:: Extracted records ::

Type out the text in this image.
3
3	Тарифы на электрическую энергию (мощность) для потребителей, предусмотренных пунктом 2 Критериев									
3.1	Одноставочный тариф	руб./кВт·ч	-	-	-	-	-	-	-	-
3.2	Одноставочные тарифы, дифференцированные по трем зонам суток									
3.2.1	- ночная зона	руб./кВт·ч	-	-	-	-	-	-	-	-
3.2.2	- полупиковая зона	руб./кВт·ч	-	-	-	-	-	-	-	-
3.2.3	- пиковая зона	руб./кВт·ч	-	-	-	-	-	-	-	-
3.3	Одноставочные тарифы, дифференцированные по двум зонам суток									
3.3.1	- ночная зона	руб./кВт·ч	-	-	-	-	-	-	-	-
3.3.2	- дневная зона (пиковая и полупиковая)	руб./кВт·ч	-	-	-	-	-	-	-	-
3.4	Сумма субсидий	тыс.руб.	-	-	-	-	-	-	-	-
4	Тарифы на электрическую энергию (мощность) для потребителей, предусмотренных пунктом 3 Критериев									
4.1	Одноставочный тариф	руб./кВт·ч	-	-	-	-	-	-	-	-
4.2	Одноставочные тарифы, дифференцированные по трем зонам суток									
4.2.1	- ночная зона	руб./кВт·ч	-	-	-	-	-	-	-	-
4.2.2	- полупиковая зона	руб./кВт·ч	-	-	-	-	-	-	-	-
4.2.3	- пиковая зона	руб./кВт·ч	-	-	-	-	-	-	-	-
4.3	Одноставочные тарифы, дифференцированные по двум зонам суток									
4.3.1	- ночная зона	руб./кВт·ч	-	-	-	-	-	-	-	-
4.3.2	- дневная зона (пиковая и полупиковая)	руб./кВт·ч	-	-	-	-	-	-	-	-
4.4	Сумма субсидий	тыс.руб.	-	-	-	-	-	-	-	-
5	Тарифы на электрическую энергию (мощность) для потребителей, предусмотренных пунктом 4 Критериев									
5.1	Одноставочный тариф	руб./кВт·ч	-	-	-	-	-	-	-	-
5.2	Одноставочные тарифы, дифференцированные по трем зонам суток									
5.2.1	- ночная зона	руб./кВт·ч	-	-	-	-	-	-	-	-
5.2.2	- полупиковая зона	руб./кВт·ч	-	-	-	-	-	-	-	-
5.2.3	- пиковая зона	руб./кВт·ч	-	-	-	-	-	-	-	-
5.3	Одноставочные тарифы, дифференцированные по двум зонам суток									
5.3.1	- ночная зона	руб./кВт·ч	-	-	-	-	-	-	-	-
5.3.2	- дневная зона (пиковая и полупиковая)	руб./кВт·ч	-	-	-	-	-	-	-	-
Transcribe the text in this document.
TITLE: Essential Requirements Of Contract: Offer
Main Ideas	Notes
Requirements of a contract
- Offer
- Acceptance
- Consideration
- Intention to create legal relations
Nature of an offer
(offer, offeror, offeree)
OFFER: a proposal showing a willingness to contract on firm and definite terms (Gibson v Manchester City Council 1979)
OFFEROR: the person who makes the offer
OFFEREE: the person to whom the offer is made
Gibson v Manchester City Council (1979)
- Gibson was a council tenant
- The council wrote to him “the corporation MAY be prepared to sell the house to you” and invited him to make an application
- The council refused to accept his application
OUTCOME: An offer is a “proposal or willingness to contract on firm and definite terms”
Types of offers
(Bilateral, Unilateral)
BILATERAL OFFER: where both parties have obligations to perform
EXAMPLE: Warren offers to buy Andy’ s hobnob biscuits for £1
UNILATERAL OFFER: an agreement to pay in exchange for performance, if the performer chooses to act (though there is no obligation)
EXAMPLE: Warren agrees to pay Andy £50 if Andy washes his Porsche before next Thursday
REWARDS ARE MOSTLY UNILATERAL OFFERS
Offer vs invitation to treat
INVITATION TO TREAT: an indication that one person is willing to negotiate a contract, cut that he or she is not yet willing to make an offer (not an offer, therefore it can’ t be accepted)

:::

→ What is being asked
Repeat, with no changes, each line from the one with "Transcribe the text in this document." to the end of the listing, including both ends and nothing else.

→ Solution for this exercise
Transcribe the text in this document.
TITLE: Essential Requirements Of Contract: Offer
Main Ideas	Notes
Requirements of a contract
- Offer
- Acceptance
- Consideration
- Intention to create legal relations
Nature of an offer
(offer, offeror, offeree)
OFFER: a proposal showing a willingness to contract on firm and definite terms (Gibson v Manchester City Council 1979)
OFFEROR: the person who makes the offer
OFFEREE: the person to whom the offer is made
Gibson v Manchester City Council (1979)
- Gibson was a council tenant
- The council wrote to him “the corporation MAY be prepared to sell the house to you” and invited him to make an application
- The council refused to accept his application
OUTCOME: An offer is a “proposal or willingness to contract on firm and definite terms”
Types of offers
(Bilateral, Unilateral)
BILATERAL OFFER: where both parties have obligations to perform
EXAMPLE: Warren offers to buy Andy’ s hobnob biscuits for £1
UNILATERAL OFFER: an agreement to pay in exchange for performance, if the performer chooses to act (though there is no obligation)
EXAMPLE: Warren agrees to pay Andy £50 if Andy washes his Porsche before next Thursday
REWARDS ARE MOSTLY UNILATERAL OFFERS
Offer vs invitation to treat
INVITATION TO TREAT: an indication that one person is willing to negotiate a contract, cut that he or she is not yet willing to make an offer (not an offer, therefore it can’ t be accepted)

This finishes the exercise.